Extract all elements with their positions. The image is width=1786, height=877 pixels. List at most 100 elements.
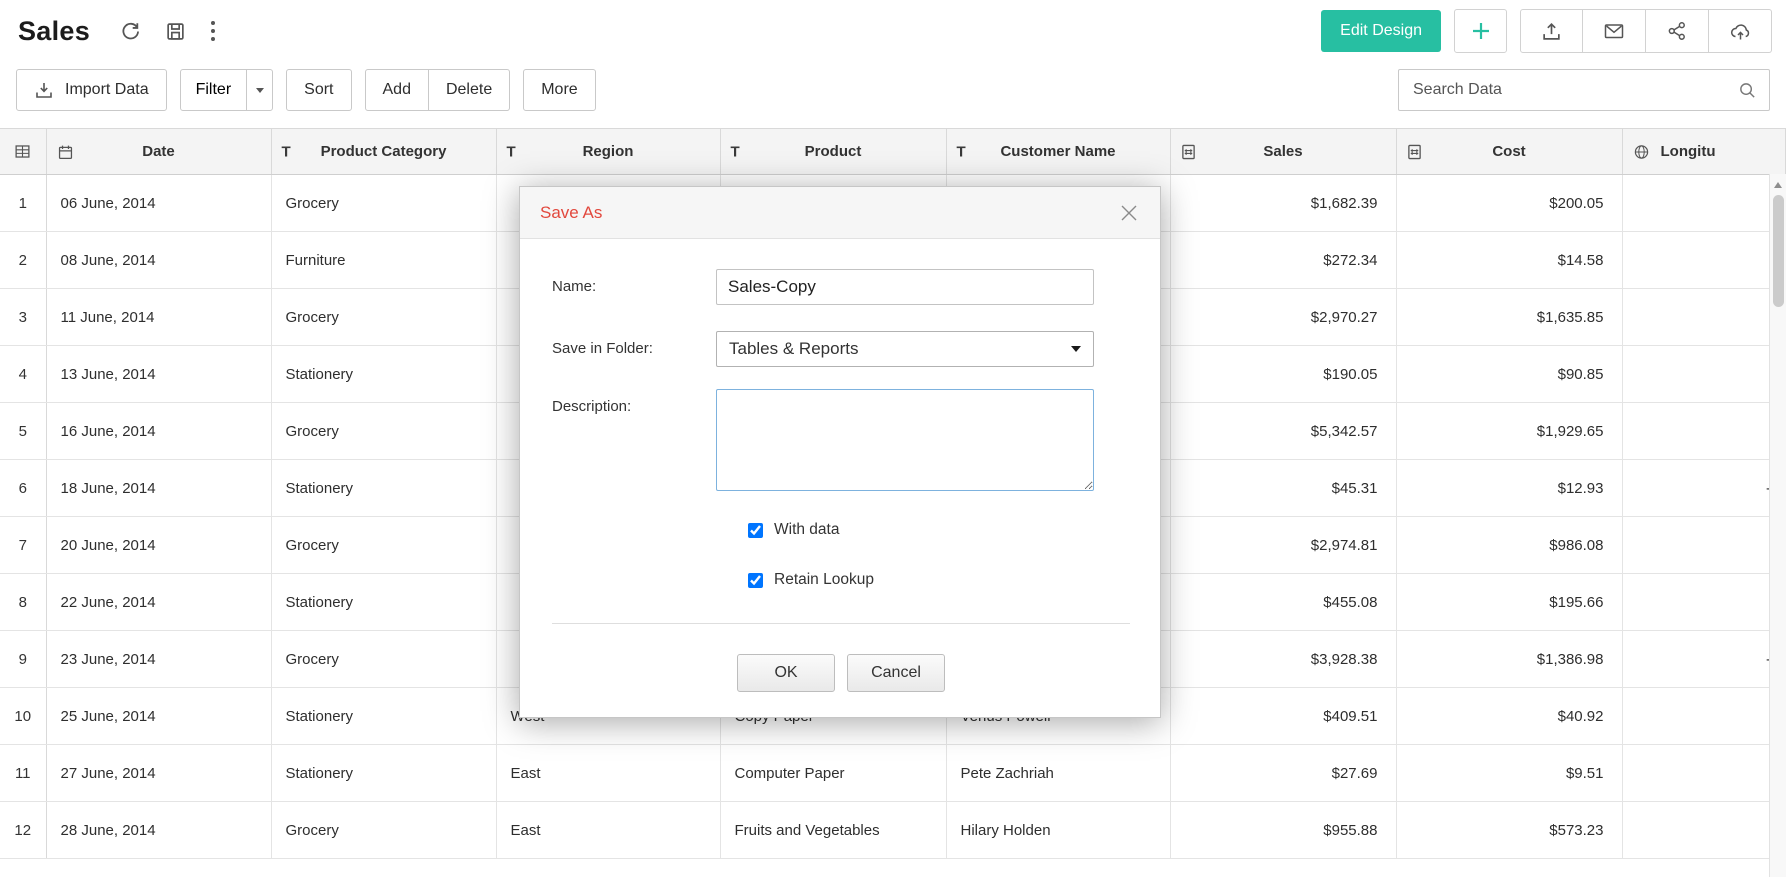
publish-button[interactable] xyxy=(1709,9,1772,53)
column-header-date[interactable]: Date xyxy=(46,129,271,175)
cell-date[interactable]: 27 June, 2014 xyxy=(46,745,271,802)
cell-date[interactable]: 06 June, 2014 xyxy=(46,175,271,232)
cell-product[interactable]: Computer Paper xyxy=(720,745,946,802)
scroll-up-arrow-icon[interactable] xyxy=(1774,182,1782,188)
cell-customer-name[interactable]: Pete Zachriah xyxy=(946,745,1170,802)
cell-cost[interactable]: $200.05 xyxy=(1396,175,1622,232)
cell-longitude[interactable] xyxy=(1622,517,1786,574)
cell-sales[interactable]: $272.34 xyxy=(1170,232,1396,289)
share-button[interactable] xyxy=(1646,9,1709,53)
row-number[interactable]: 3 xyxy=(0,289,46,346)
vertical-scrollbar[interactable] xyxy=(1769,174,1786,877)
retain-lookup-checkbox[interactable] xyxy=(748,573,763,588)
edit-design-button[interactable]: Edit Design xyxy=(1321,10,1441,52)
cell-longitude[interactable] xyxy=(1622,688,1786,745)
column-header-sales[interactable]: Sales xyxy=(1170,129,1396,175)
with-data-checkbox[interactable] xyxy=(748,523,763,538)
cell-cost[interactable]: $1,386.98 xyxy=(1396,631,1622,688)
row-number[interactable]: 8 xyxy=(0,574,46,631)
row-number[interactable]: 6 xyxy=(0,460,46,517)
cell-region[interactable]: East xyxy=(496,802,720,859)
add-button[interactable]: Add xyxy=(365,69,429,111)
cell-cost[interactable]: $9.51 xyxy=(1396,745,1622,802)
cell-cost[interactable]: $1,929.65 xyxy=(1396,403,1622,460)
cell-longitude[interactable]: - xyxy=(1622,460,1786,517)
row-number[interactable]: 12 xyxy=(0,802,46,859)
cell-date[interactable]: 13 June, 2014 xyxy=(46,346,271,403)
cell-product-category[interactable]: Stationery xyxy=(271,574,496,631)
cell-cost[interactable]: $986.08 xyxy=(1396,517,1622,574)
cell-sales[interactable]: $45.31 xyxy=(1170,460,1396,517)
name-input[interactable] xyxy=(716,269,1094,305)
cell-cost[interactable]: $195.66 xyxy=(1396,574,1622,631)
cell-date[interactable]: 23 June, 2014 xyxy=(46,631,271,688)
cell-product-category[interactable]: Stationery xyxy=(271,745,496,802)
cell-longitude[interactable] xyxy=(1622,745,1786,802)
scrollbar-thumb[interactable] xyxy=(1773,195,1784,307)
cell-sales[interactable]: $455.08 xyxy=(1170,574,1396,631)
cell-product-category[interactable]: Stationery xyxy=(271,688,496,745)
row-number[interactable]: 2 xyxy=(0,232,46,289)
cell-sales[interactable]: $1,682.39 xyxy=(1170,175,1396,232)
cell-sales[interactable]: $3,928.38 xyxy=(1170,631,1396,688)
search-input[interactable] xyxy=(1411,80,1738,100)
cell-longitude[interactable]: - xyxy=(1622,631,1786,688)
cell-cost[interactable]: $90.85 xyxy=(1396,346,1622,403)
row-number[interactable]: 1 xyxy=(0,175,46,232)
description-textarea[interactable] xyxy=(716,389,1094,491)
cell-product-category[interactable]: Grocery xyxy=(271,289,496,346)
column-header-longitude[interactable]: Longitu xyxy=(1622,129,1786,175)
cell-longitude[interactable] xyxy=(1622,802,1786,859)
close-dialog-button[interactable] xyxy=(1118,202,1140,224)
column-header-product-category[interactable]: T Product Category xyxy=(271,129,496,175)
cell-product-category[interactable]: Grocery xyxy=(271,631,496,688)
cell-longitude[interactable] xyxy=(1622,346,1786,403)
cell-date[interactable]: 16 June, 2014 xyxy=(46,403,271,460)
cell-product-category[interactable]: Stationery xyxy=(271,460,496,517)
column-header-region[interactable]: T Region xyxy=(496,129,720,175)
row-number[interactable]: 7 xyxy=(0,517,46,574)
cell-product[interactable]: Fruits and Vegetables xyxy=(720,802,946,859)
cell-cost[interactable]: $12.93 xyxy=(1396,460,1622,517)
cell-longitude[interactable] xyxy=(1622,232,1786,289)
delete-button[interactable]: Delete xyxy=(428,69,510,111)
export-button[interactable] xyxy=(1520,9,1583,53)
cell-product-category[interactable]: Grocery xyxy=(271,802,496,859)
cell-sales[interactable]: $409.51 xyxy=(1170,688,1396,745)
cell-sales[interactable]: $27.69 xyxy=(1170,745,1396,802)
cell-date[interactable]: 11 June, 2014 xyxy=(46,289,271,346)
row-number[interactable]: 4 xyxy=(0,346,46,403)
cell-product-category[interactable]: Stationery xyxy=(271,346,496,403)
cell-longitude[interactable] xyxy=(1622,289,1786,346)
cell-product-category[interactable]: Furniture xyxy=(271,232,496,289)
row-number[interactable]: 9 xyxy=(0,631,46,688)
ok-button[interactable]: OK xyxy=(737,654,835,692)
folder-select[interactable]: Tables & Reports xyxy=(716,331,1094,367)
cell-sales[interactable]: $5,342.57 xyxy=(1170,403,1396,460)
cell-product-category[interactable]: Grocery xyxy=(271,175,496,232)
cell-cost[interactable]: $14.58 xyxy=(1396,232,1622,289)
column-header-cost[interactable]: Cost xyxy=(1396,129,1622,175)
row-number[interactable]: 11 xyxy=(0,745,46,802)
cell-date[interactable]: 25 June, 2014 xyxy=(46,688,271,745)
cell-sales[interactable]: $190.05 xyxy=(1170,346,1396,403)
cell-date[interactable]: 20 June, 2014 xyxy=(46,517,271,574)
add-new-button[interactable] xyxy=(1454,9,1507,53)
cell-region[interactable]: East xyxy=(496,745,720,802)
cell-product-category[interactable]: Grocery xyxy=(271,517,496,574)
cell-date[interactable]: 08 June, 2014 xyxy=(46,232,271,289)
save-button[interactable] xyxy=(165,21,186,42)
cell-longitude[interactable] xyxy=(1622,175,1786,232)
cancel-button[interactable]: Cancel xyxy=(847,654,945,692)
cell-cost[interactable]: $573.23 xyxy=(1396,802,1622,859)
filter-button[interactable]: Filter xyxy=(180,69,248,111)
email-button[interactable] xyxy=(1583,9,1646,53)
cell-sales[interactable]: $955.88 xyxy=(1170,802,1396,859)
column-header-customer-name[interactable]: T Customer Name xyxy=(946,129,1170,175)
more-button[interactable]: More xyxy=(523,69,595,111)
cell-date[interactable]: 18 June, 2014 xyxy=(46,460,271,517)
cell-customer-name[interactable]: Hilary Holden xyxy=(946,802,1170,859)
column-header-product[interactable]: T Product xyxy=(720,129,946,175)
cell-date[interactable]: 22 June, 2014 xyxy=(46,574,271,631)
sort-button[interactable]: Sort xyxy=(286,69,351,111)
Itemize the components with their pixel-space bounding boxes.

====

» DIRECTION:
Reproduce the data above line for line, without changing any text, but omit the pictures.

» REPLY TO THE EXERCISE:
Extract all elements with their positions. The image is width=1786, height=877 pixels. List at most 100 elements.
publish-button[interactable] xyxy=(1709,9,1772,53)
column-header-date[interactable]: Date xyxy=(46,129,271,175)
cell-date[interactable]: 27 June, 2014 xyxy=(46,745,271,802)
cell-date[interactable]: 06 June, 2014 xyxy=(46,175,271,232)
cell-product[interactable]: Computer Paper xyxy=(720,745,946,802)
scroll-up-arrow-icon[interactable] xyxy=(1774,182,1782,188)
cell-customer-name[interactable]: Pete Zachriah xyxy=(946,745,1170,802)
cell-cost[interactable]: $200.05 xyxy=(1396,175,1622,232)
cell-longitude[interactable] xyxy=(1622,517,1786,574)
cell-sales[interactable]: $272.34 xyxy=(1170,232,1396,289)
share-button[interactable] xyxy=(1646,9,1709,53)
row-number[interactable]: 3 xyxy=(0,289,46,346)
vertical-scrollbar[interactable] xyxy=(1769,174,1786,877)
retain-lookup-checkbox[interactable] xyxy=(748,573,763,588)
edit-design-button[interactable]: Edit Design xyxy=(1321,10,1441,52)
cell-longitude[interactable] xyxy=(1622,688,1786,745)
column-header-sales[interactable]: Sales xyxy=(1170,129,1396,175)
with-data-checkbox[interactable] xyxy=(748,523,763,538)
cell-cost[interactable]: $1,386.98 xyxy=(1396,631,1622,688)
row-number[interactable]: 8 xyxy=(0,574,46,631)
row-number[interactable]: 6 xyxy=(0,460,46,517)
cell-region[interactable]: East xyxy=(496,802,720,859)
add-button[interactable]: Add xyxy=(365,69,429,111)
cell-cost[interactable]: $9.51 xyxy=(1396,745,1622,802)
cell-cost[interactable]: $1,929.65 xyxy=(1396,403,1622,460)
cell-longitude[interactable]: - xyxy=(1622,460,1786,517)
row-number[interactable]: 12 xyxy=(0,802,46,859)
cell-date[interactable]: 13 June, 2014 xyxy=(46,346,271,403)
cell-product-category[interactable]: Stationery xyxy=(271,574,496,631)
cell-cost[interactable]: $986.08 xyxy=(1396,517,1622,574)
cell-sales[interactable]: $45.31 xyxy=(1170,460,1396,517)
name-input[interactable] xyxy=(716,269,1094,305)
cell-cost[interactable]: $195.66 xyxy=(1396,574,1622,631)
cell-date[interactable]: 23 June, 2014 xyxy=(46,631,271,688)
cell-product-category[interactable]: Stationery xyxy=(271,745,496,802)
cell-longitude[interactable] xyxy=(1622,745,1786,802)
scrollbar-thumb[interactable] xyxy=(1773,195,1784,307)
cell-sales[interactable]: $455.08 xyxy=(1170,574,1396,631)
cell-product-category[interactable]: Stationery xyxy=(271,688,496,745)
row-number[interactable]: 2 xyxy=(0,232,46,289)
cell-sales[interactable]: $1,682.39 xyxy=(1170,175,1396,232)
cell-sales[interactable]: $3,928.38 xyxy=(1170,631,1396,688)
search-input[interactable] xyxy=(1411,80,1738,100)
cell-longitude[interactable]: - xyxy=(1622,631,1786,688)
cell-cost[interactable]: $90.85 xyxy=(1396,346,1622,403)
row-number[interactable]: 1 xyxy=(0,175,46,232)
description-textarea[interactable] xyxy=(716,389,1094,491)
cell-product-category[interactable]: Grocery xyxy=(271,289,496,346)
column-header-longitude[interactable]: Longitu xyxy=(1622,129,1786,175)
cell-longitude[interactable] xyxy=(1622,802,1786,859)
close-dialog-button[interactable] xyxy=(1118,202,1140,224)
column-header-product-category[interactable]: T Product Category xyxy=(271,129,496,175)
cell-product-category[interactable]: Grocery xyxy=(271,631,496,688)
cell-longitude[interactable] xyxy=(1622,346,1786,403)
cell-date[interactable]: 16 June, 2014 xyxy=(46,403,271,460)
cell-product-category[interactable]: Stationery xyxy=(271,460,496,517)
column-header-region[interactable]: T Region xyxy=(496,129,720,175)
row-number[interactable]: 7 xyxy=(0,517,46,574)
cell-product[interactable]: Fruits and Vegetables xyxy=(720,802,946,859)
cell-cost[interactable]: $12.93 xyxy=(1396,460,1622,517)
cell-longitude[interactable] xyxy=(1622,232,1786,289)
delete-button[interactable]: Delete xyxy=(428,69,510,111)
export-button[interactable] xyxy=(1520,9,1583,53)
cell-product-category[interactable]: Grocery xyxy=(271,802,496,859)
cell-sales[interactable]: $409.51 xyxy=(1170,688,1396,745)
cell-sales[interactable]: $27.69 xyxy=(1170,745,1396,802)
cell-date[interactable]: 11 June, 2014 xyxy=(46,289,271,346)
row-number[interactable]: 4 xyxy=(0,346,46,403)
cell-product-category[interactable]: Stationery xyxy=(271,346,496,403)
cell-longitude[interactable] xyxy=(1622,289,1786,346)
cell-product-category[interactable]: Furniture xyxy=(271,232,496,289)
row-number[interactable]: 9 xyxy=(0,631,46,688)
ok-button[interactable]: OK xyxy=(737,654,835,692)
folder-select[interactable]: Tables & Reports xyxy=(716,331,1094,367)
cell-sales[interactable]: $5,342.57 xyxy=(1170,403,1396,460)
cell-product-category[interactable]: Grocery xyxy=(271,175,496,232)
cell-cost[interactable]: $14.58 xyxy=(1396,232,1622,289)
column-header-cost[interactable]: Cost xyxy=(1396,129,1622,175)
row-number[interactable]: 11 xyxy=(0,745,46,802)
cell-date[interactable]: 25 June, 2014 xyxy=(46,688,271,745)
cell-sales[interactable]: $190.05 xyxy=(1170,346,1396,403)
cell-date[interactable]: 20 June, 2014 xyxy=(46,517,271,574)
add-new-button[interactable] xyxy=(1454,9,1507,53)
cell-region[interactable]: East xyxy=(496,745,720,802)
cell-product-category[interactable]: Grocery xyxy=(271,517,496,574)
cell-date[interactable]: 08 June, 2014 xyxy=(46,232,271,289)
save-button[interactable] xyxy=(165,21,186,42)
cell-longitude[interactable] xyxy=(1622,175,1786,232)
cancel-button[interactable]: Cancel xyxy=(847,654,945,692)
cell-cost[interactable]: $573.23 xyxy=(1396,802,1622,859)
filter-button[interactable]: Filter xyxy=(180,69,248,111)
email-button[interactable] xyxy=(1583,9,1646,53)
cell-sales[interactable]: $955.88 xyxy=(1170,802,1396,859)
column-header-customer-name[interactable]: T Customer Name xyxy=(946,129,1170,175)
more-button[interactable]: More xyxy=(523,69,595,111)
cell-date[interactable]: 18 June, 2014 xyxy=(46,460,271,517)
cell-customer-name[interactable]: Hilary Holden xyxy=(946,802,1170,859)
column-header-product[interactable]: T Product xyxy=(720,129,946,175)
cell-date[interactable]: 22 June, 2014 xyxy=(46,574,271,631)
sort-button[interactable]: Sort xyxy=(286,69,351,111)
Itemize the components with their pixel-space bounding boxes.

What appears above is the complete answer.